## DOEL A
Schrijf alle items hieronder regel voor regel letterlijk over, dus niet het tekstfragment. Laat de afbeeldingen weg.

## TEKSTFRAGMENT
——
ECLI:NL:RBMNE:2025:5585

Rechtbank Midden-Nederland

Datum uitspraak
20 oktober 2025
Publicatiedatum
29 oktober 2025
Zaaknummer
11880188
Instantie
Rechtbank Midden-Nederland
Type
Uitspraak
Procedures
  • Kort geding
Vindplaatsen
  • Rechtspraak.nl
AI samenvatting door LexboostAutomatisch gegenereerd

Kort geding over eigendomsoverdracht van een auto en derdenbescherming

In deze zaak, die op 20 oktober 2025 door de kantonrechter van de Rechtbank Midden-Nederland is behandeld, staat de eigendomsoverdracht van een Volkswagen Passat centraal. Eiser, die in een kort geding procedeert, stelt dat hij de eigenaar is geworden van de auto na een regeling met zijn voormalig werkgever, waarbij hij de auto in termijnen zou afbetalen. Ondanks het betalen van het afgesproken bedrag is de auto nooit op zijn naam overgeschreven, en na het faillissement van de werkgever claimt Santander, de financier, dat de auto aan hen toebehoort op basis van een leaseovereenkomst. Eiser doet een beroep op derdenbescherming, omdat hij meent dat hij te goeder trouw was en recht heeft op de auto.

De kantonrechter oordeelt dat er voldoende aannemelijk is dat eiser de eigenaar is geworden van de auto, omdat aan de vereisten voor een rechtsgeldige overdracht is voldaan, ondanks dat de voormalig werkgever niet beschikkingsbevoegd was. De rechter stelt vast dat eiser te goeder trouw was op het moment van de levering, omdat hij mocht vertrouwen op de verklaringen van zijn voormalig werkgever. De kantonrechter wijst de vordering van eiser toe en verplicht Santander om medewerking te verlenen aan de overschrijving van de auto op naam van eiser. Tevens wordt Santander veroordeeld in de proceskosten, terwijl de vordering van Santander in reconventie wordt afgewezen.

Uitspraak

RECHTBANKMIDDEN-NEDERLAND
Civiel recht
Kantonrechter
Zittingsplaats Utrecht
Zaaknummer: 11880188 \ UV EXPL 25-229
Vonnis in kort geding van 20 oktober 2025
in de zaak van
[eiser],
te [plaats] ,
eisende partij in conventie,
verwerende partij in reconventie,
hierna te noemen: [eiser] ,
gemachtigde: mr. K.L. Noordijk,
tegen
SANTANDER CONSUMER FINANCE S.A.,
te Utrecht,
gedaagde partij in conventie,
eisende partij in reconventie,
hierna te noemen: Santander,
gemachtigde: mr. F.C.E. Lussi.

1.De procedure

1.1.
Het verloop van de procedure blijkt uit:
- de dagvaarding van [eiser] , met producties 1 tot en met 16,
- de conclusie van eis in reconventie van Santander, met producties 1 tot en met 6,
- productie 17 van [eiser] ,
- de mondelinge behandeling van 6 oktober 2025, waarvan door de griffier aantekeningen zijn gemaakt,
- de pleitnota van [eiser] .
——
## Items met geannoteerde elementen
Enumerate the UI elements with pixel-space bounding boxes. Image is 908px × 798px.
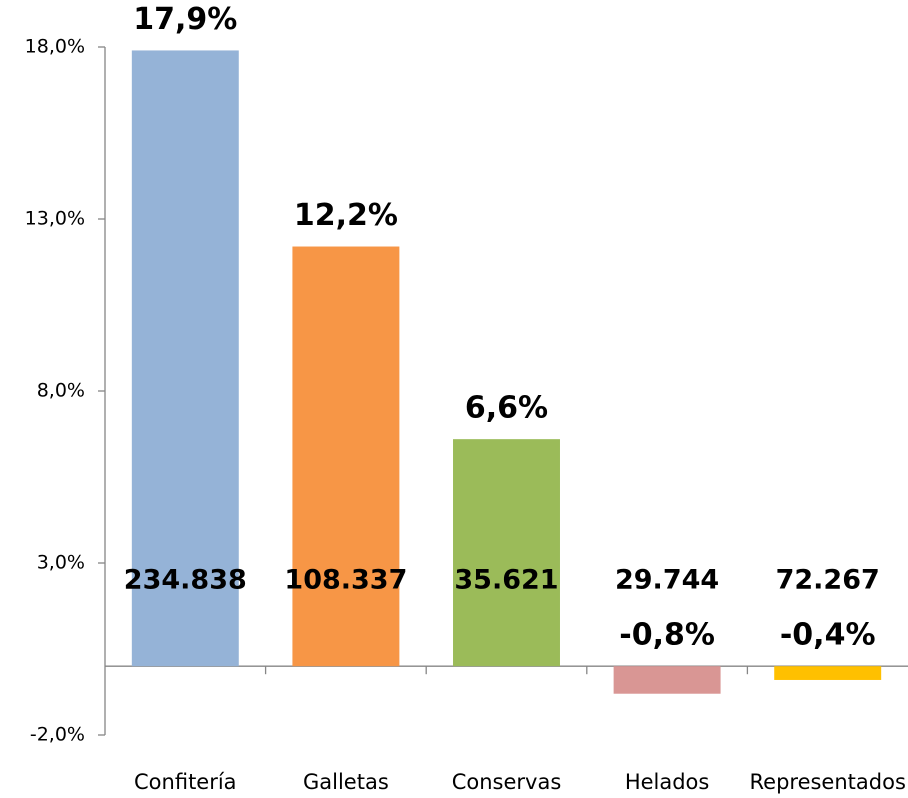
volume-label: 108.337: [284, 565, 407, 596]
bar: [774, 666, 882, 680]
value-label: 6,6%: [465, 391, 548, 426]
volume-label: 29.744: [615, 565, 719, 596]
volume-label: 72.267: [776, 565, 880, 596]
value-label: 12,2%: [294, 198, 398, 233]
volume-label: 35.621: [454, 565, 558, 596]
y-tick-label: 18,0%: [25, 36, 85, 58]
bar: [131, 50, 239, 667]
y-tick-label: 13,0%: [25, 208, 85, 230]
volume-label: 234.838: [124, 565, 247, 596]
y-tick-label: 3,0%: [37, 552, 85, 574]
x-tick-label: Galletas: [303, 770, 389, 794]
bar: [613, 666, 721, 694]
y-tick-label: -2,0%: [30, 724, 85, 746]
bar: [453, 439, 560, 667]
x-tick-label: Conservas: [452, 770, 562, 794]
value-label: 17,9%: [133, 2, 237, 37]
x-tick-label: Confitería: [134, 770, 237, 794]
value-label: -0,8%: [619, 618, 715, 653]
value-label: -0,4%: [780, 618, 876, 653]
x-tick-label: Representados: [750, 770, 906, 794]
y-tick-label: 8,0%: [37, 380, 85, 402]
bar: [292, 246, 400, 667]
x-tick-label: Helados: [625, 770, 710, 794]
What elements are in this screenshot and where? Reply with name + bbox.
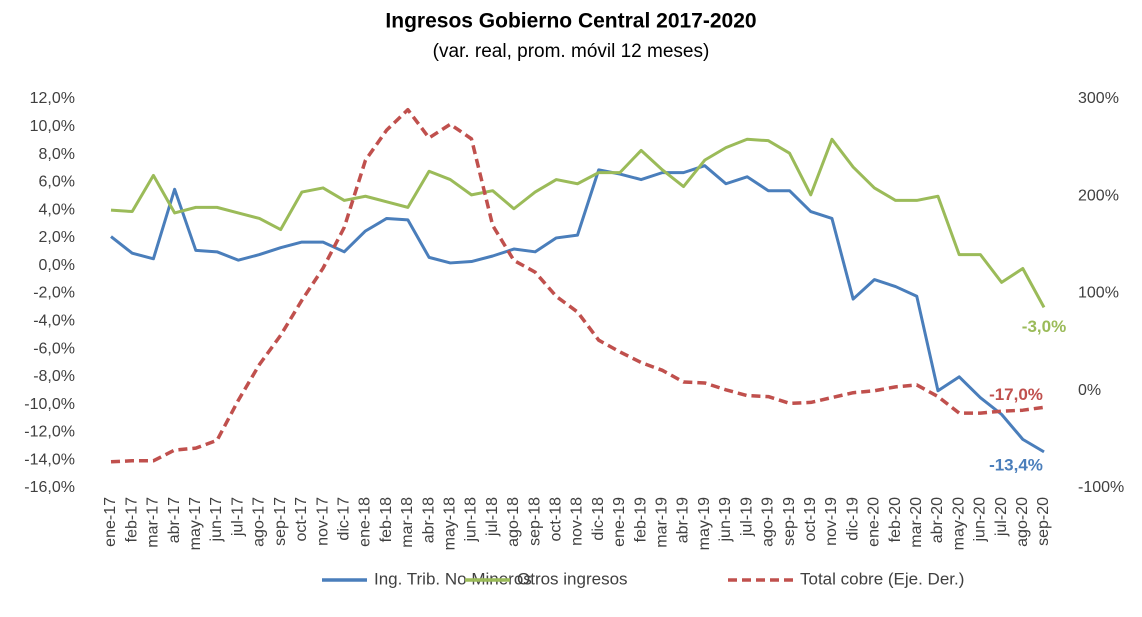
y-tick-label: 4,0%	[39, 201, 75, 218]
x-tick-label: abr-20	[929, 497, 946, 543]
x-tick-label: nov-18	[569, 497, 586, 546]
——
## DOEL B
Op welke datum vond volgens het tekstfragment hierboven de mondelinge behandeling plaats?

## JUISTE UITVOER A
Enumerate the UI elements with pixel-space bounding boxes. Image is 908px × 798px.
volume-label: 108.337: [284, 565, 407, 596]
bar: [774, 666, 882, 680]
value-label: 6,6%: [465, 391, 548, 426]
volume-label: 29.744: [615, 565, 719, 596]
volume-label: 72.267: [776, 565, 880, 596]
value-label: 12,2%: [294, 198, 398, 233]
volume-label: 35.621: [454, 565, 558, 596]
y-tick-label: 18,0%: [25, 36, 85, 58]
bar: [131, 50, 239, 667]
y-tick-label: 13,0%: [25, 208, 85, 230]
volume-label: 234.838: [124, 565, 247, 596]
y-tick-label: 3,0%: [37, 552, 85, 574]
x-tick-label: Galletas: [303, 770, 389, 794]
bar: [613, 666, 721, 694]
y-tick-label: -2,0%: [30, 724, 85, 746]
bar: [453, 439, 560, 667]
x-tick-label: Conservas: [452, 770, 562, 794]
value-label: 17,9%: [133, 2, 237, 37]
x-tick-label: Confitería: [134, 770, 237, 794]
value-label: -0,8%: [619, 618, 715, 653]
value-label: -0,4%: [780, 618, 876, 653]
x-tick-label: Representados: [750, 770, 906, 794]
y-tick-label: 8,0%: [37, 380, 85, 402]
bar: [292, 246, 400, 667]
x-tick-label: Helados: [625, 770, 710, 794]
What elements are in this screenshot and where? Reply with name + bbox.
y-tick-label: 4,0%	[39, 201, 75, 218]
x-tick-label: abr-20	[929, 497, 946, 543]
x-tick-label: nov-18	[569, 497, 586, 546]

## JUISTE UITVOER B
De mondelinge behandeling vond plaats op 6 oktober 2025.